**Short task**
Please reproduce the rows beginning at the one that contains "sidebar-item-oroshi[interactable]: Oroshi Eco" and stopping after the one that contains "fav-icon-huckleberry [590, 205, 654, 269]", changing "Camping" to "Hiking" and leaving everything else unchanged.
=====
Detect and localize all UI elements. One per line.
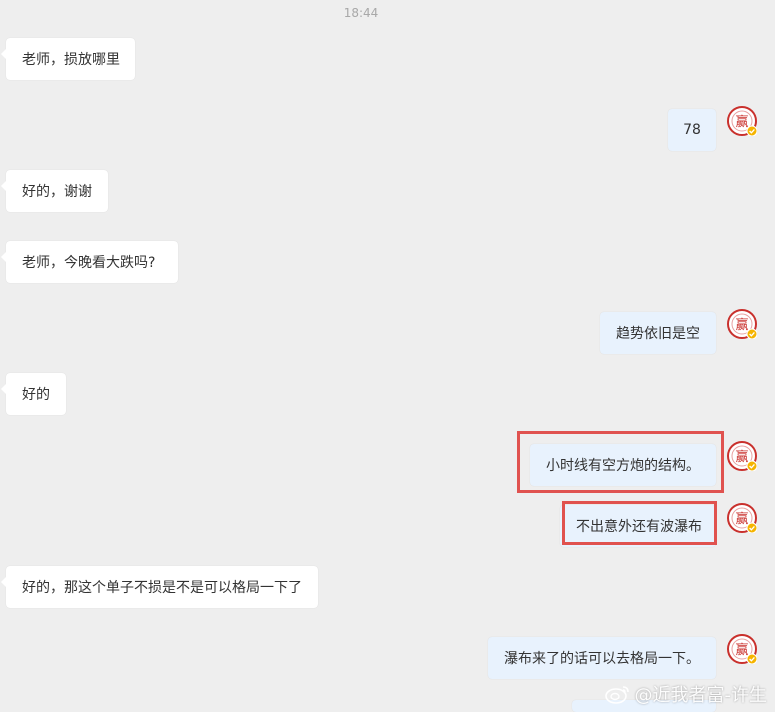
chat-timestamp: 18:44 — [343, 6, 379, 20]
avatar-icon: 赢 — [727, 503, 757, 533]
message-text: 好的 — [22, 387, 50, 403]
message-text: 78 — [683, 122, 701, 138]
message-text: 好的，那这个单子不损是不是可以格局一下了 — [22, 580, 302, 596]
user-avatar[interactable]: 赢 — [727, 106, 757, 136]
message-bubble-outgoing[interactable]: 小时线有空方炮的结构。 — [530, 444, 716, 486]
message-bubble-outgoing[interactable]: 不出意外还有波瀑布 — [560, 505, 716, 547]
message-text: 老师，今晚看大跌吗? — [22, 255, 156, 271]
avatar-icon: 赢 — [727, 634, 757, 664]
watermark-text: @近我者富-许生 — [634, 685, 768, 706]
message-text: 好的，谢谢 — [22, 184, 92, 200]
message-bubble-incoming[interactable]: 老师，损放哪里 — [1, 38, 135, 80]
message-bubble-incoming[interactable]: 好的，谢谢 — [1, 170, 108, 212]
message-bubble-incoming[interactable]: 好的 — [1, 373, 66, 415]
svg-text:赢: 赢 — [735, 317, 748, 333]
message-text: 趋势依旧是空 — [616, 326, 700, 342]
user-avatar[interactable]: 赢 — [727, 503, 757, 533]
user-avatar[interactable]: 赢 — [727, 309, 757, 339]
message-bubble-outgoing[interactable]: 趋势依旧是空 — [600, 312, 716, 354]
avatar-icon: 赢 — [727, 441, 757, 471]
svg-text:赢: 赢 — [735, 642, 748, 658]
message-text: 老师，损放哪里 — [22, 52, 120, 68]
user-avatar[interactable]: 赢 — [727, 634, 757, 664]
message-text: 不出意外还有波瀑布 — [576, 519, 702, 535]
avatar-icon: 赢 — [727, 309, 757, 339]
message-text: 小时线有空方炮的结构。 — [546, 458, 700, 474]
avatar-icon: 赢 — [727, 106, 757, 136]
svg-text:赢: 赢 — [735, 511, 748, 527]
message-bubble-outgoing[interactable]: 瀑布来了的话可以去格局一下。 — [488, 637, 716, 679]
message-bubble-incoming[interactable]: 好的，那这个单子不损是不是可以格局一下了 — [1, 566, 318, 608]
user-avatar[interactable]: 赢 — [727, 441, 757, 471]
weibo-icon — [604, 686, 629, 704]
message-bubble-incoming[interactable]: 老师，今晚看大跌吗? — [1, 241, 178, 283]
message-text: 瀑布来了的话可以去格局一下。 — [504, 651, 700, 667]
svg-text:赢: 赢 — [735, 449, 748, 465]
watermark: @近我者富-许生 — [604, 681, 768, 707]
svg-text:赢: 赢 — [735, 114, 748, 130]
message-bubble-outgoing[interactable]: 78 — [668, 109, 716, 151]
=====
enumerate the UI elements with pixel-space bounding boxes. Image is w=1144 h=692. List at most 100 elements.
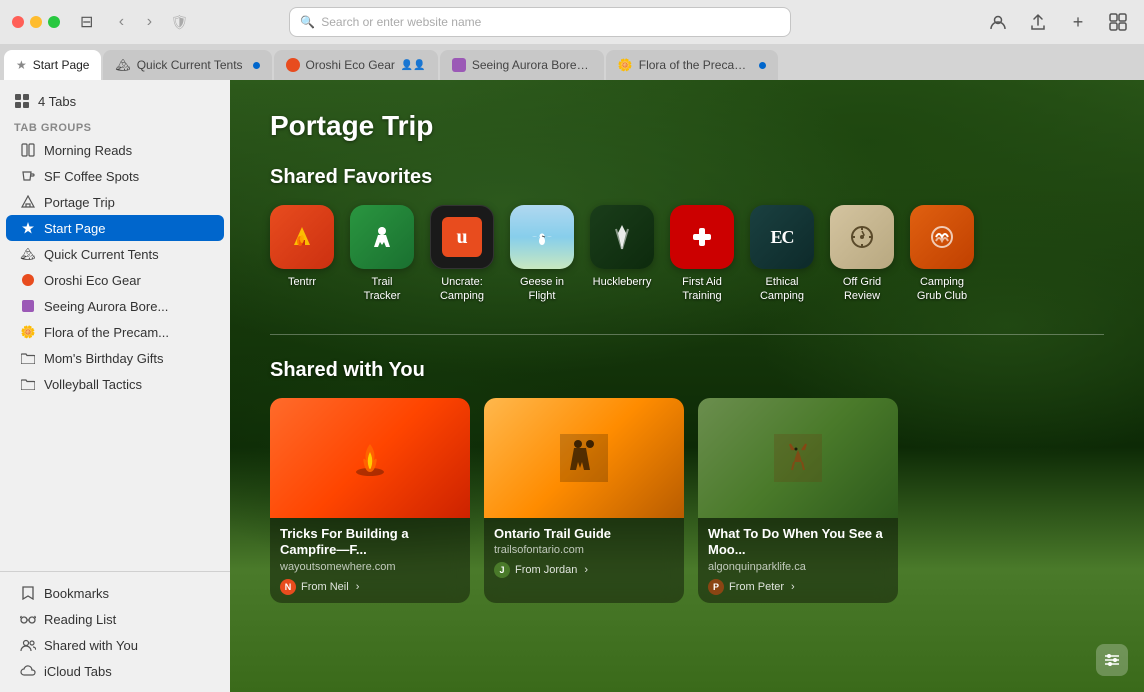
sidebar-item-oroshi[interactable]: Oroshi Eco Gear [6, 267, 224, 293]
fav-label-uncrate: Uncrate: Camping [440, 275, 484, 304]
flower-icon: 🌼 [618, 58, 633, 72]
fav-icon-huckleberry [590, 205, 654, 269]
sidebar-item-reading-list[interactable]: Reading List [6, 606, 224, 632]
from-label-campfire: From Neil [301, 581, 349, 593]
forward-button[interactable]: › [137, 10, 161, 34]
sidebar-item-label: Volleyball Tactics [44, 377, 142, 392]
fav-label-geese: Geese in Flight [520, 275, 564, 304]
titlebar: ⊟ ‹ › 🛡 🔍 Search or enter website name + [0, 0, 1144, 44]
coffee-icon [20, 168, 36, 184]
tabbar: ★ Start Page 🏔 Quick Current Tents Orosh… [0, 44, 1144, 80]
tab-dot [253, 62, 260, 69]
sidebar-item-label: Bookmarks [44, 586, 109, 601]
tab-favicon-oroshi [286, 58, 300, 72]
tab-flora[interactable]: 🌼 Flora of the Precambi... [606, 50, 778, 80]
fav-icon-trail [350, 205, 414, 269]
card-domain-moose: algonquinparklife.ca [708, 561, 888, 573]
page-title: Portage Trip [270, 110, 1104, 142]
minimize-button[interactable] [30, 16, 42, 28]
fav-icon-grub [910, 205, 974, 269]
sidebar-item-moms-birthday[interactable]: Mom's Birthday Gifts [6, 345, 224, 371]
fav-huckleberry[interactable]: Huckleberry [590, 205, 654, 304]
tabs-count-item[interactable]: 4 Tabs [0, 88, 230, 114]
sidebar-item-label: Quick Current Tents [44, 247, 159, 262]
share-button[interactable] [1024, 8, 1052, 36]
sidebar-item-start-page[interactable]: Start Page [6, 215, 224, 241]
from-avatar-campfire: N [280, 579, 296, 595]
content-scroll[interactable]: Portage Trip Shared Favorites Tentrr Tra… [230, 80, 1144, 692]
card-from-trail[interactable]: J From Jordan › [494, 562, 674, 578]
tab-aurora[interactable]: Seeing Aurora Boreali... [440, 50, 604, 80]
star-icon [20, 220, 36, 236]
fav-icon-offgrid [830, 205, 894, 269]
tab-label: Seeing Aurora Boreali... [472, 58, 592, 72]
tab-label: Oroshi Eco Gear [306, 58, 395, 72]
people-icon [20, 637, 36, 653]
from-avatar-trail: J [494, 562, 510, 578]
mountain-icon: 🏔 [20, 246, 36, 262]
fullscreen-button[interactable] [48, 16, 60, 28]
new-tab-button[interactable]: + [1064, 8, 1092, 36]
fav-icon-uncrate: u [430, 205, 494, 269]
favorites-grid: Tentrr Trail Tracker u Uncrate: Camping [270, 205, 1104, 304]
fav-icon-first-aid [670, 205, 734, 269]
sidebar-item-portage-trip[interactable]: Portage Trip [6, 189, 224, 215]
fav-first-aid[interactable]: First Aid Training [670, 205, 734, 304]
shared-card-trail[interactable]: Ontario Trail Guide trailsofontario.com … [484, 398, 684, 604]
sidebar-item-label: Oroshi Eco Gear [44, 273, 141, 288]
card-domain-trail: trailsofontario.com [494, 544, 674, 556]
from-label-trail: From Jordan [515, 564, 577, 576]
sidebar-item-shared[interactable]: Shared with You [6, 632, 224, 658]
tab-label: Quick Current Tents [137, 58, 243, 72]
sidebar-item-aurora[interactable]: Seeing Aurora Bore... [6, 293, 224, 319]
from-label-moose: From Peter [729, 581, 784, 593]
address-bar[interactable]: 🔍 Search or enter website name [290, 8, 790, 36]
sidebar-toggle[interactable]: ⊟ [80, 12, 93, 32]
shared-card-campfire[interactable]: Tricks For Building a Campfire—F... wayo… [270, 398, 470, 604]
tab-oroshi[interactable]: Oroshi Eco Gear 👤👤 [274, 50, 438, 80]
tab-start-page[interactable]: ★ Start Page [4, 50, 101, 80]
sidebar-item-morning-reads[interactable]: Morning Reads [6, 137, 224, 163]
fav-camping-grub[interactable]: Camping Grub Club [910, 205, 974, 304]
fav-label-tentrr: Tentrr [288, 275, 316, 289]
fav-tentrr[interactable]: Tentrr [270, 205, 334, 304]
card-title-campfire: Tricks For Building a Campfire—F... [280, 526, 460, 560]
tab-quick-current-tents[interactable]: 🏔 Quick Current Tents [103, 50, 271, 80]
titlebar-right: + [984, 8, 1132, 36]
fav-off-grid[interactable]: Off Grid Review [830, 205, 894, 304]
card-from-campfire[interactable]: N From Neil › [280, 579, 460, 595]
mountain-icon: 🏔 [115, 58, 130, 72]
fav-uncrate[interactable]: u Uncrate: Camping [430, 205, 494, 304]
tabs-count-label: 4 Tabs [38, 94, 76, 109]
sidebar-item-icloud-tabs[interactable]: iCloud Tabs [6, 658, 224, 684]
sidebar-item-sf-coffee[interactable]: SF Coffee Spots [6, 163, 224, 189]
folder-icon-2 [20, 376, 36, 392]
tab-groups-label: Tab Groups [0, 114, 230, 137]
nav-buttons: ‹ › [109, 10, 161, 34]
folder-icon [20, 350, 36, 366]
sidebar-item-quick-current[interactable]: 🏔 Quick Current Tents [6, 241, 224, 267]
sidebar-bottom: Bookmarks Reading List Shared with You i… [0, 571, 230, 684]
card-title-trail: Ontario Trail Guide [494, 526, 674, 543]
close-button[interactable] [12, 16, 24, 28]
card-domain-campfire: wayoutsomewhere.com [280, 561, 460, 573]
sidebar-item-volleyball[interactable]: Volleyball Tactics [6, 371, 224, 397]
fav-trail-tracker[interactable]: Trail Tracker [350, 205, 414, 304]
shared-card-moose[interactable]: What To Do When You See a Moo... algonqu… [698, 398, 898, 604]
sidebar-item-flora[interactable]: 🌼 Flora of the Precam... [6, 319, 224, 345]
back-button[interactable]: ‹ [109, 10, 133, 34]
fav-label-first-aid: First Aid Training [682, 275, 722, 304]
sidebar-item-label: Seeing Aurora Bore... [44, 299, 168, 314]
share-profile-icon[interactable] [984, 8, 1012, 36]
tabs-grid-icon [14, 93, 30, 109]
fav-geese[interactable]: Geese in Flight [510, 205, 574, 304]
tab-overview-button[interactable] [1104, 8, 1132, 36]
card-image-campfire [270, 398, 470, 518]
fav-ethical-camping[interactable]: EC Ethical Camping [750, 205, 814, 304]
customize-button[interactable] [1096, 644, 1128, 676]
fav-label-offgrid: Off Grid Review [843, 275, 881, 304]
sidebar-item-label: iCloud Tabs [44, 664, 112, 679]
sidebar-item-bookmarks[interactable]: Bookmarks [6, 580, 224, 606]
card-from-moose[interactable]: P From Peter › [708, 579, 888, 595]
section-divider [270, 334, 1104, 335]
=====
**Answer to this exercise**
sidebar-item-oroshi[interactable]: Oroshi Eco Gear [6, 267, 224, 293]
fav-label-uncrate: Uncrate: Hiking [440, 275, 484, 304]
flower-icon: 🌼 [618, 58, 633, 72]
fav-icon-huckleberry [590, 205, 654, 269]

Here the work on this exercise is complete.